▸ **SUPPLIED RECORDS**:
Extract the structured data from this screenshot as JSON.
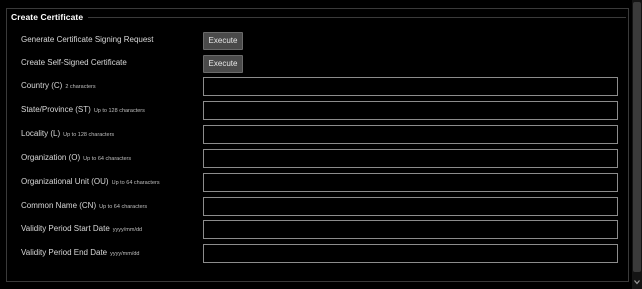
{
  "section": {
    "title": "Create Certificate"
  },
  "actions": [
    {
      "name": "generate-csr",
      "label": "Generate Certificate Signing Request",
      "button": "Execute"
    },
    {
      "name": "create-self-signed",
      "label": "Create Self-Signed Certificate",
      "button": "Execute"
    }
  ],
  "fields": [
    {
      "name": "country",
      "label": "Country (C)",
      "hint": "2 characters",
      "value": ""
    },
    {
      "name": "state-province",
      "label": "State/Province (ST)",
      "hint": "Up to 128 characters",
      "value": ""
    },
    {
      "name": "locality",
      "label": "Locality (L)",
      "hint": "Up to 128 characters",
      "value": ""
    },
    {
      "name": "organization",
      "label": "Organization (O)",
      "hint": "Up to 64 characters",
      "value": ""
    },
    {
      "name": "organizational-unit",
      "label": "Organizational Unit (OU)",
      "hint": "Up to 64 characters",
      "value": ""
    },
    {
      "name": "common-name",
      "label": "Common Name (CN)",
      "hint": "Up to 64 characters",
      "value": ""
    },
    {
      "name": "validity-start",
      "label": "Validity Period Start Date",
      "hint": "yyyy/mm/dd",
      "value": ""
    },
    {
      "name": "validity-end",
      "label": "Validity Period End Date",
      "hint": "yyyy/mm/dd",
      "value": ""
    }
  ],
  "icons": {
    "scroll_down": "chevron-down-icon"
  },
  "colors": {
    "background": "#000000",
    "button": "#4a4a4a",
    "field_border": "#8c8c8c"
  }
}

▸ **PROBLEM REQUIREMENTS**: List every line in the records above that contains the word "label".

▸ **TASK ANSWER**:
      "label": "Generate Certificate Signing Request",
      "label": "Create Self-Signed Certificate",
      "label": "Country (C)",
      "label": "State/Province (ST)",
      "label": "Locality (L)",
      "label": "Organization (O)",
      "label": "Organizational Unit (OU)",
      "label": "Common Name (CN)",
      "label": "Validity Period Start Date",
      "label": "Validity Period End Date",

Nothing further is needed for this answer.